-- START OF Data supplied --
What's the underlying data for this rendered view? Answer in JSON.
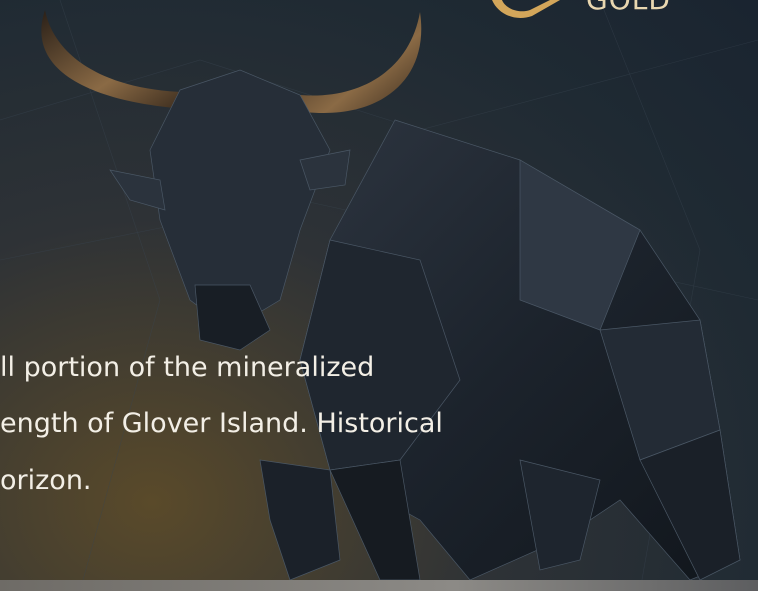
{
  "header": {
    "logo_text": "GOLD"
  },
  "hero": {
    "lines": [
      "ll portion of the mineralized",
      "ength of Glover Island. Historical",
      "orizon."
    ]
  }
}
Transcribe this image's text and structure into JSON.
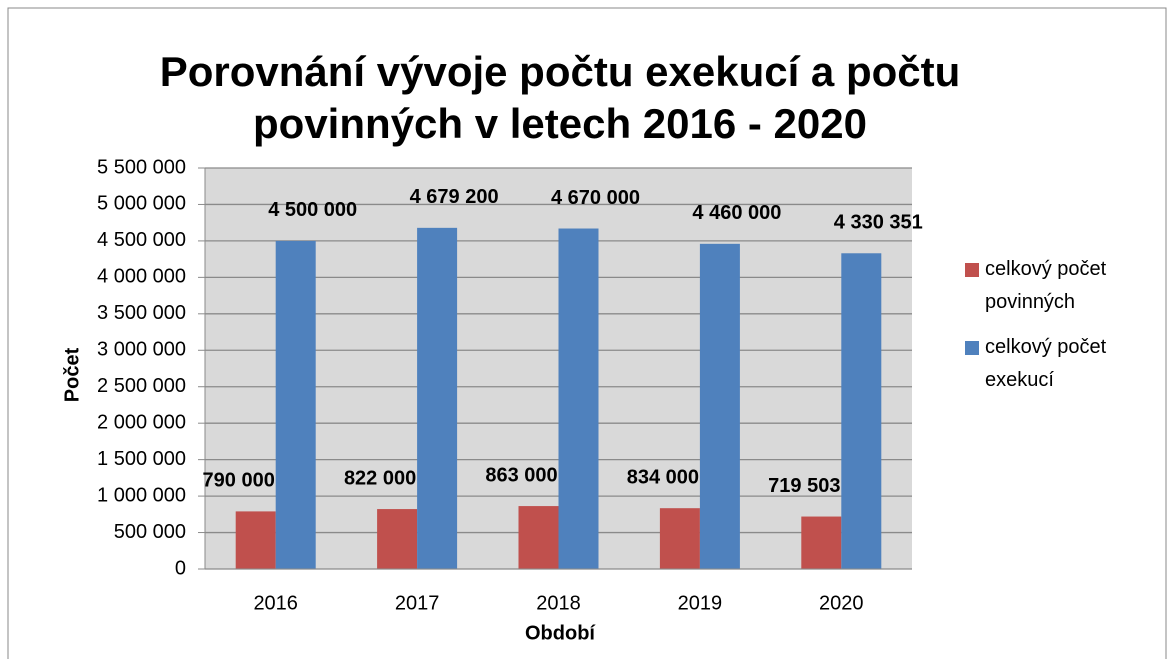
{
  "chart_data": {
    "type": "bar",
    "title": "Porovnání vývoje počtu exekucí a počtu povinných v letech 2016 - 2020",
    "x_label": "Období",
    "y_label": "Počet",
    "categories": [
      "2016",
      "2017",
      "2018",
      "2019",
      "2020"
    ],
    "series": [
      {
        "name": "celkový počet povinných",
        "color": "#c0504d",
        "values": [
          790000,
          822000,
          863000,
          834000,
          719503
        ],
        "value_labels": [
          "790 000",
          "822 000",
          "863 000",
          "834 000",
          "719 503"
        ]
      },
      {
        "name": "celkový počet exekucí",
        "color": "#4f81bd",
        "values": [
          4500000,
          4679200,
          4670000,
          4460000,
          4330351
        ],
        "value_labels": [
          "4 500 000",
          "4 679 200",
          "4 670 000",
          "4 460 000",
          "4 330 351"
        ]
      }
    ],
    "ylim": [
      0,
      5500000
    ],
    "yticks": [
      0,
      {
        "value": 500000,
        "label": "500 000"
      },
      {
        "value": 1000000,
        "label": "1 000 000"
      },
      {
        "value": 1500000,
        "label": "1 500 000"
      },
      {
        "value": 2000000,
        "label": "2 000 000"
      },
      {
        "value": 2500000,
        "label": "2 500 000"
      },
      {
        "value": 3000000,
        "label": "3 000 000"
      },
      {
        "value": 3500000,
        "label": "3 500 000"
      },
      {
        "value": 4000000,
        "label": "4 000 000"
      },
      {
        "value": 4500000,
        "label": "4 500 000"
      },
      {
        "value": 5000000,
        "label": "5 000 000"
      },
      {
        "value": 5500000,
        "label": "5 500 000"
      }
    ],
    "grid": true,
    "legend": "right"
  }
}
-- END OF Data supplied --
» **Request**
Copy each line of the records containing the string "JSON".

» **Finished exercise**
What's the underlying data for this rendered view? Answer in JSON.
Transcribe this image's text and structure into JSON.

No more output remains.